◆ **Written problem**:
Give back the full material, exactly as it reads.

Collection entries
+++

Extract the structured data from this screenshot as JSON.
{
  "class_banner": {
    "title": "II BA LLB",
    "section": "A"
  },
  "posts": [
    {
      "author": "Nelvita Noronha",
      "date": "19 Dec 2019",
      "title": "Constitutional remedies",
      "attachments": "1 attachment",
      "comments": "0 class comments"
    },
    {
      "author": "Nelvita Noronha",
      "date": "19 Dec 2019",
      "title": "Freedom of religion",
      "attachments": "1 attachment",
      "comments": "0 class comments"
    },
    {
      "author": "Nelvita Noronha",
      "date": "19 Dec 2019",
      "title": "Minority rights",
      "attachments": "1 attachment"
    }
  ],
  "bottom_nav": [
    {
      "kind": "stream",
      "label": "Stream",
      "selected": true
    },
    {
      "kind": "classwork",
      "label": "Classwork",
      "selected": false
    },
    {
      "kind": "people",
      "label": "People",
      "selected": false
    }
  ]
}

+++

◆ **Solution to this task**:
Extract the structured data from this screenshot as JSON.
{
  "class_banner": {
    "title": "II BA LLB",
    "section": "A"
  },
  "posts": [
    {
      "author": "Nelvita Noronha",
      "date": "19 Dec 2019",
      "title": "Constitutional remedies",
      "attachments": "1 attachment",
      "comments": "0 class comments"
    },
    {
      "author": "Nelvita Noronha",
      "date": "19 Dec 2019",
      "title": "Freedom of religion",
      "attachments": "1 attachment",
      "comments": "0 class comments"
    },
    {
      "author": "Nelvita Noronha",
      "date": "19 Dec 2019",
      "title": "Minority rights",
      "attachments": "1 attachment"
    }
  ],
  "bottom_nav": [
    {
      "kind": "stream",
      "label": "Stream",
      "selected": true
    },
    {
      "kind": "classwork",
      "label": "Classwork",
      "selected": false
    },
    {
      "kind": "people",
      "label": "People",
      "selected": false
    }
  ]
}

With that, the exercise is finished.